EXERCISE INSTRUCTIONS: Pick up the piece on lessons for writing on social media after its final sentence and continue it in the same voice.

It's largely down to your hook and your distribution, in most cases. And you're subject to the algorithms of whatever platform you're posting on that day, if it's in a good or bad mood.
Catch the LinkedIn algo on a bad day and your post is toast bruv.
It’s a reminder that writing online is subjective and often, random.
That's fine.
Focus on writing consistently instead of chasing hits.
Lesson 2. Your audience's feedback is a guide, not a rule
The feeling of when:
You write up something
Post it
Views, comments, likes all suck
It's a killer for 90% of social writers.
Enough to make them quit entirely. I've seen it with my own eyes after coaching so many social writers. That disappointment when it doesn't hit is brutal on some folks.
But it's not the be all end all.
Engagement doesn't equal impact. And impact is much stronger than any engagement metric.
Pay attention to clues and follow the data, but don't lose your style and personality.

RECORDS SUPPLIED:
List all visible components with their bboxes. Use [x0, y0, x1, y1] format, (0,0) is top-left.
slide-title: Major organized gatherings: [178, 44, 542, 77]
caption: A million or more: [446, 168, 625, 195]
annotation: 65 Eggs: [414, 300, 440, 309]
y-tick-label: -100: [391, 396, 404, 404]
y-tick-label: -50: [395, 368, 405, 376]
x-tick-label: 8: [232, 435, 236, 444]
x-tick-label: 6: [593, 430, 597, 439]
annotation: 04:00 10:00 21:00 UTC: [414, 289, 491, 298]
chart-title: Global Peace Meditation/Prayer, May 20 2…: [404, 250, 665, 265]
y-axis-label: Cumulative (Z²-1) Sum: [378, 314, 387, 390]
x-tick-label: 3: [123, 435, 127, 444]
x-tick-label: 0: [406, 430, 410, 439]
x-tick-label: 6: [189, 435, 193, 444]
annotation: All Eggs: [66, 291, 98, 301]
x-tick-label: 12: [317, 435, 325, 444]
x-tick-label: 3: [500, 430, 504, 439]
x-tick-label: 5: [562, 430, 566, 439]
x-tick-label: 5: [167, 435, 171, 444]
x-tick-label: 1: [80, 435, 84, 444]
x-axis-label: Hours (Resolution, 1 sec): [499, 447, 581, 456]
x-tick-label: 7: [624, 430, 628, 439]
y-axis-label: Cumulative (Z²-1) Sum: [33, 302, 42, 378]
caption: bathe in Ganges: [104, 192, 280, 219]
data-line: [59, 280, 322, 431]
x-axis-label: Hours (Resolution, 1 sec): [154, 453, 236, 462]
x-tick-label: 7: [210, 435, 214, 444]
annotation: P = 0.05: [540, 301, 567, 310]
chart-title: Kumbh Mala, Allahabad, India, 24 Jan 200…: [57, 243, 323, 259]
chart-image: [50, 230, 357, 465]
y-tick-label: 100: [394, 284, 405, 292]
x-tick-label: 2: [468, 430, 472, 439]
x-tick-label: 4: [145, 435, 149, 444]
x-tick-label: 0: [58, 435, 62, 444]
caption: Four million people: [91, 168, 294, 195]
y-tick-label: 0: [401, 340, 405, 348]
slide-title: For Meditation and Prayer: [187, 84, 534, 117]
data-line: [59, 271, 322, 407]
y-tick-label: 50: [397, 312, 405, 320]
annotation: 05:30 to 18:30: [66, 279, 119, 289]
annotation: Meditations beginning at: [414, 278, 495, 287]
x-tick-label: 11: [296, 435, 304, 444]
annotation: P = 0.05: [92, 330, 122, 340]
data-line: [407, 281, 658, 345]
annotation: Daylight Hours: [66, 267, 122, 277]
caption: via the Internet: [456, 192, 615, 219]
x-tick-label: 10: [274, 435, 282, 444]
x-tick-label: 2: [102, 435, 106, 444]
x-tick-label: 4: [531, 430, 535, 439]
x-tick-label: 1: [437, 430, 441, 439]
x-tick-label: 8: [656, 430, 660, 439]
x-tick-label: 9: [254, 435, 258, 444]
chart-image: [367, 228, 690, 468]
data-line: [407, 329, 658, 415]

OUTPUT FOR THIS TASK:
Lesson 3. Consistency 100% pays off over time
If I had a penny for every time my post didn't hit.
Thing most social writers don't consider is that the majority of posts DON'T hit. It's actually the 20% of your posts that make up for 80% of your results.
(yep, the 80/20 rule is real and it applies to social writing)
Just check this out...
These are my all time LinkedIn stats.
1,400 posts, 37,900,000 views.
But let's look at just the top 10:
I count 5,599,000 views.
That's 14% of my lifetime views on LinkedIn.
But from just 0.07% of my posts.
That to me is absolutely insane.
Because it means that 99.3% of my posts only generated 86% of my views.
Hugely disproportionate.
Staying consistent has been the number one factor for getting these massive posts.
TL;DR:
Not every post hits, that's just life
Your audience's feedback is a guide, not a rule
Consistency 100% pays off over time
Writing online is a long game.
You might not see results with every post.
But the ones that do land can change everything.
Stay consistent, keep pushing and keep enjoying writing.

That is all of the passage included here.